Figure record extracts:
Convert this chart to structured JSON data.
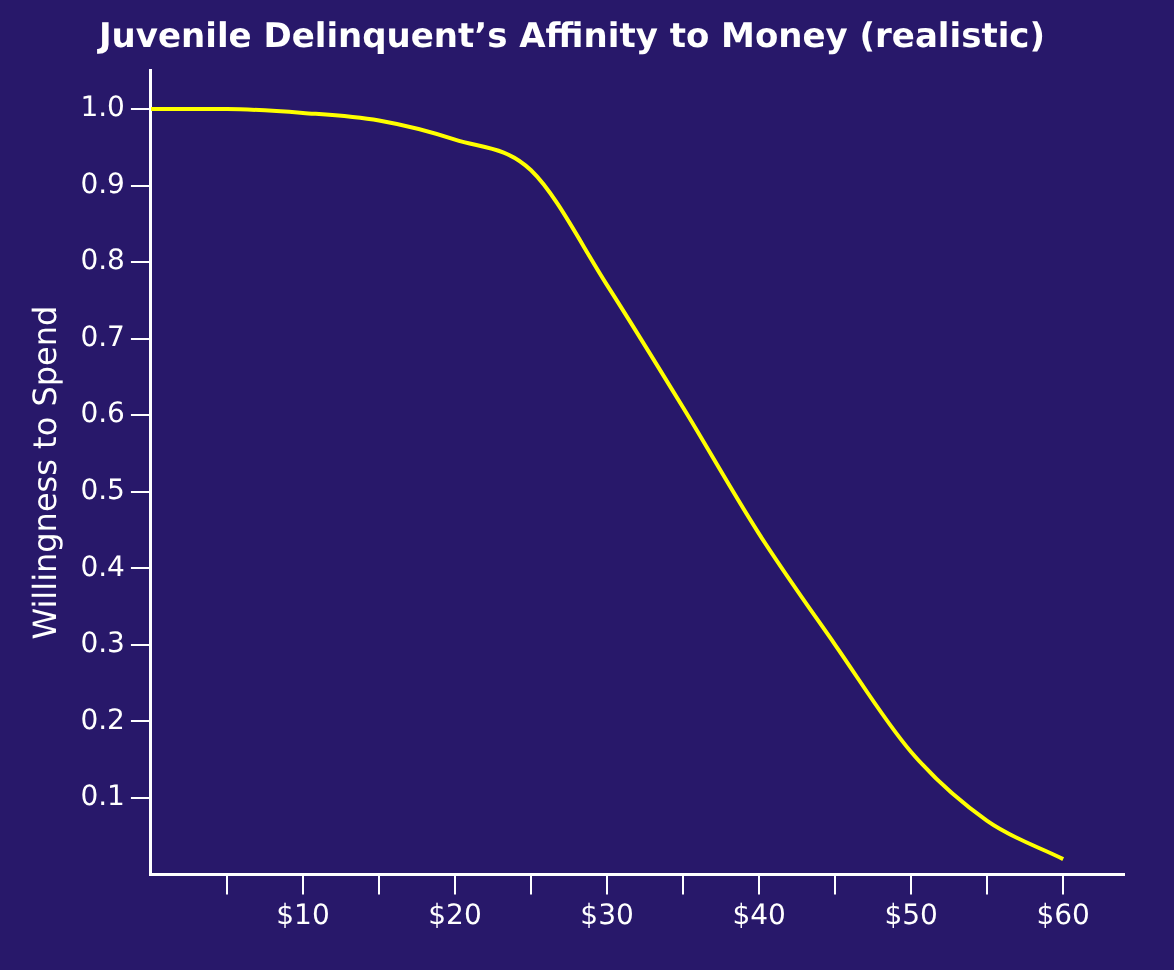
{
  "chart_data": {
    "type": "line",
    "title": "Juvenile Delinquent’s Affinity to Money (realistic)",
    "ylabel": "Willingness to Spend",
    "x": [
      0,
      5,
      10,
      15,
      20,
      25,
      30,
      35,
      40,
      45,
      50,
      55,
      60
    ],
    "series": [
      {
        "color": "#ffff00",
        "values": [
          1.0,
          1.0,
          0.995,
          0.985,
          0.96,
          0.92,
          0.77,
          0.61,
          0.445,
          0.3,
          0.16,
          0.07,
          0.02
        ]
      }
    ],
    "xlim": [
      0,
      64
    ],
    "ylim": [
      0,
      1.05
    ],
    "xticks": [
      {
        "value": 5,
        "label": null
      },
      {
        "value": 10,
        "label": "$10"
      },
      {
        "value": 15,
        "label": null
      },
      {
        "value": 20,
        "label": "$20"
      },
      {
        "value": 25,
        "label": null
      },
      {
        "value": 30,
        "label": "$30"
      },
      {
        "value": 35,
        "label": null
      },
      {
        "value": 40,
        "label": "$40"
      },
      {
        "value": 45,
        "label": null
      },
      {
        "value": 50,
        "label": "$50"
      },
      {
        "value": 55,
        "label": null
      },
      {
        "value": 60,
        "label": "$60"
      }
    ],
    "yticks": [
      {
        "value": 0.1,
        "label": "0.1"
      },
      {
        "value": 0.2,
        "label": "0.2"
      },
      {
        "value": 0.3,
        "label": "0.3"
      },
      {
        "value": 0.4,
        "label": "0.4"
      },
      {
        "value": 0.5,
        "label": "0.5"
      },
      {
        "value": 0.6,
        "label": "0.6"
      },
      {
        "value": 0.7,
        "label": "0.7"
      },
      {
        "value": 0.8,
        "label": "0.8"
      },
      {
        "value": 0.9,
        "label": "0.9"
      },
      {
        "value": 1.0,
        "label": "1.0"
      }
    ],
    "grid": false,
    "legend": false,
    "marker": "none",
    "line_style": "solid"
  }
}
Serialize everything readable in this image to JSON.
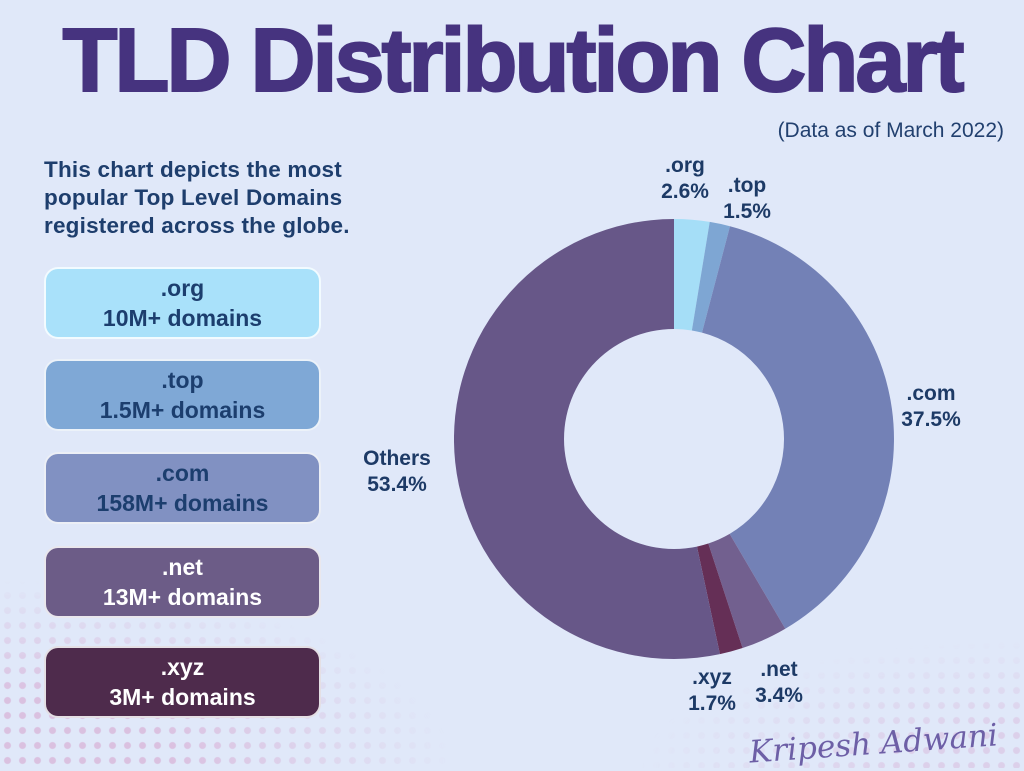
{
  "page": {
    "background": "#e0e8f9"
  },
  "header": {
    "title": "TLD Distribution Chart",
    "data_note": "(Data as of March 2022)"
  },
  "description": "This chart depicts the most popular Top Level Domains registered across the globe.",
  "legend": {
    "items": [
      {
        "tld": ".org",
        "domains": "10M+ domains",
        "bg": "#a9e1fa",
        "text_color": "#1c3e6e"
      },
      {
        "tld": ".top",
        "domains": "1.5M+ domains",
        "bg": "#7fa8d6",
        "text_color": "#1c3e6e"
      },
      {
        "tld": ".com",
        "domains": "158M+ domains",
        "bg": "#8191c2",
        "text_color": "#1c3e6e"
      },
      {
        "tld": ".net",
        "domains": "13M+ domains",
        "bg": "#6c5c87",
        "text_color": "#ffffff"
      },
      {
        "tld": ".xyz",
        "domains": "3M+ domains",
        "bg": "#4e2b4c",
        "text_color": "#ffffff"
      }
    ]
  },
  "chart_data": {
    "type": "pie",
    "subtype": "donut",
    "title": "TLD Distribution Chart",
    "subtitle": "(Data as of March 2022)",
    "start_angle_deg": 0,
    "direction": "clockwise",
    "outer_radius_px": 220,
    "inner_radius_px": 110,
    "slices": [
      {
        "label": ".org",
        "value_pct": 2.6,
        "pct_label": "2.6%",
        "color": "#a5def7",
        "domains": "10M+ domains"
      },
      {
        "label": ".top",
        "value_pct": 1.5,
        "pct_label": "1.5%",
        "color": "#7ea6d3",
        "domains": "1.5M+ domains"
      },
      {
        "label": ".com",
        "value_pct": 37.5,
        "pct_label": "37.5%",
        "color": "#7381b6",
        "domains": "158M+ domains"
      },
      {
        "label": ".net",
        "value_pct": 3.4,
        "pct_label": "3.4%",
        "color": "#72608f",
        "domains": "13M+ domains"
      },
      {
        "label": ".xyz",
        "value_pct": 1.7,
        "pct_label": "1.7%",
        "color": "#652f56",
        "domains": "3M+ domains"
      },
      {
        "label": "Others",
        "value_pct": 53.4,
        "pct_label": "53.4%",
        "color": "#675788",
        "domains": ""
      }
    ]
  },
  "signature": "Kripesh Adwani"
}
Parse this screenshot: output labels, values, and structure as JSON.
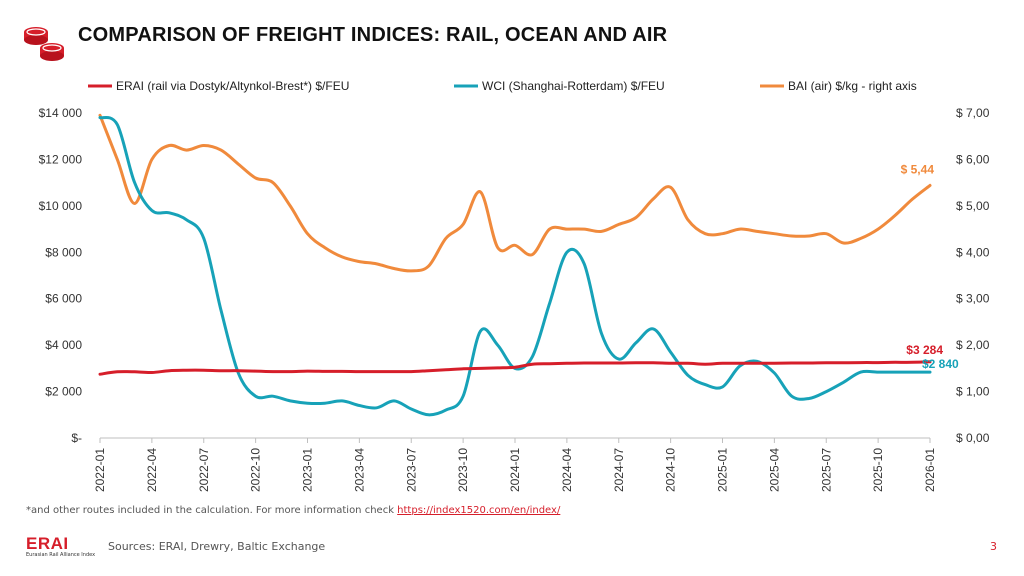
{
  "header": {
    "title": "COMPARISON OF FREIGHT INDICES: RAIL, OCEAN AND AIR",
    "icon": "coins-icon"
  },
  "colors": {
    "erai": "#d61e2a",
    "wci": "#17a2b8",
    "bai": "#f08a3c",
    "axis": "#333333",
    "grid": "#d9d9d9"
  },
  "chart_data": {
    "type": "line",
    "x": [
      "2022-01",
      "2022-02",
      "2022-03",
      "2022-04",
      "2022-05",
      "2022-06",
      "2022-07",
      "2022-08",
      "2022-09",
      "2022-10",
      "2022-11",
      "2022-12",
      "2023-01",
      "2023-02",
      "2023-03",
      "2023-04",
      "2023-05",
      "2023-06",
      "2023-07",
      "2023-08",
      "2023-09",
      "2023-10",
      "2023-11",
      "2023-12",
      "2024-01",
      "2024-02",
      "2024-03",
      "2024-04",
      "2024-05",
      "2024-06",
      "2024-07",
      "2024-08",
      "2024-09",
      "2024-10",
      "2024-11",
      "2024-12",
      "2025-01",
      "2025-02",
      "2025-03",
      "2025-04",
      "2025-05",
      "2025-06",
      "2025-07",
      "2025-08",
      "2025-09",
      "2025-10",
      "2025-11",
      "2025-12",
      "2026-01"
    ],
    "x_ticks": [
      "2022-01",
      "2022-04",
      "2022-07",
      "2022-10",
      "2023-01",
      "2023-04",
      "2023-07",
      "2023-10",
      "2024-01",
      "2024-04",
      "2024-07",
      "2024-10",
      "2025-01",
      "2025-04",
      "2025-07",
      "2025-10",
      "2026-01"
    ],
    "y_left": {
      "ticks": [
        "$-",
        "$2 000",
        "$4 000",
        "$6 000",
        "$8 000",
        "$10 000",
        "$12 000",
        "$14 000"
      ],
      "range": [
        0,
        14000
      ]
    },
    "y_right": {
      "ticks": [
        "$ 0,00",
        "$ 1,00",
        "$ 2,00",
        "$ 3,00",
        "$ 4,00",
        "$ 5,00",
        "$ 6,00",
        "$ 7,00"
      ],
      "range": [
        0,
        7
      ]
    },
    "series": [
      {
        "name": "ERAI (rail via Dostyk/Altynkol-Brest*)  $/FEU",
        "axis": "left",
        "values": [
          2750,
          2850,
          2850,
          2820,
          2900,
          2920,
          2920,
          2900,
          2900,
          2880,
          2860,
          2860,
          2880,
          2870,
          2870,
          2860,
          2860,
          2860,
          2860,
          2900,
          2940,
          2980,
          3000,
          3020,
          3050,
          3180,
          3200,
          3220,
          3230,
          3230,
          3230,
          3240,
          3240,
          3220,
          3220,
          3180,
          3220,
          3220,
          3220,
          3220,
          3230,
          3230,
          3240,
          3240,
          3250,
          3250,
          3260,
          3260,
          3284
        ],
        "end_label": "$3 284"
      },
      {
        "name": "WCI (Shanghai-Rotterdam) $/FEU",
        "axis": "left",
        "values": [
          13800,
          13500,
          11000,
          9800,
          9700,
          9400,
          8600,
          5500,
          2800,
          1800,
          1800,
          1600,
          1500,
          1500,
          1600,
          1400,
          1300,
          1600,
          1250,
          1000,
          1200,
          1800,
          4600,
          4000,
          3000,
          3500,
          5800,
          8000,
          7500,
          4500,
          3400,
          4100,
          4700,
          3700,
          2700,
          2300,
          2200,
          3100,
          3300,
          2800,
          1800,
          1700,
          2000,
          2400,
          2840,
          2840,
          2840,
          2840,
          2840
        ],
        "end_label": "$2 840"
      },
      {
        "name": "BAI (air) $/kg - right axis",
        "axis": "right",
        "values": [
          6.95,
          6.0,
          5.05,
          6.0,
          6.3,
          6.2,
          6.3,
          6.2,
          5.9,
          5.6,
          5.5,
          5.0,
          4.4,
          4.1,
          3.9,
          3.8,
          3.75,
          3.65,
          3.6,
          3.7,
          4.3,
          4.6,
          5.3,
          4.1,
          4.15,
          3.95,
          4.5,
          4.5,
          4.5,
          4.45,
          4.6,
          4.75,
          5.15,
          5.4,
          4.7,
          4.4,
          4.4,
          4.5,
          4.45,
          4.4,
          4.35,
          4.35,
          4.4,
          4.2,
          4.3,
          4.5,
          4.8,
          5.15,
          5.44
        ],
        "end_label": "$ 5,44"
      }
    ],
    "grid": false,
    "legend": "top"
  },
  "footer": {
    "footnote_prefix": "*and other routes included in the calculation. For more information check ",
    "footnote_link": "https://index1520.com/en/index/",
    "brand_name": "ERAI",
    "brand_sub": "Eurasian Rail Alliance Index",
    "sources": "Sources: ERAI, Drewry, Baltic Exchange",
    "page_number": "3"
  }
}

Task:
Gather from the entries above all lines that include the string "axis".

Exercise output:
    "axis": "#333333",
        "axis": "left",
        "axis": "left",
        "name": "BAI (air) $/kg - right axis",
        "axis": "right",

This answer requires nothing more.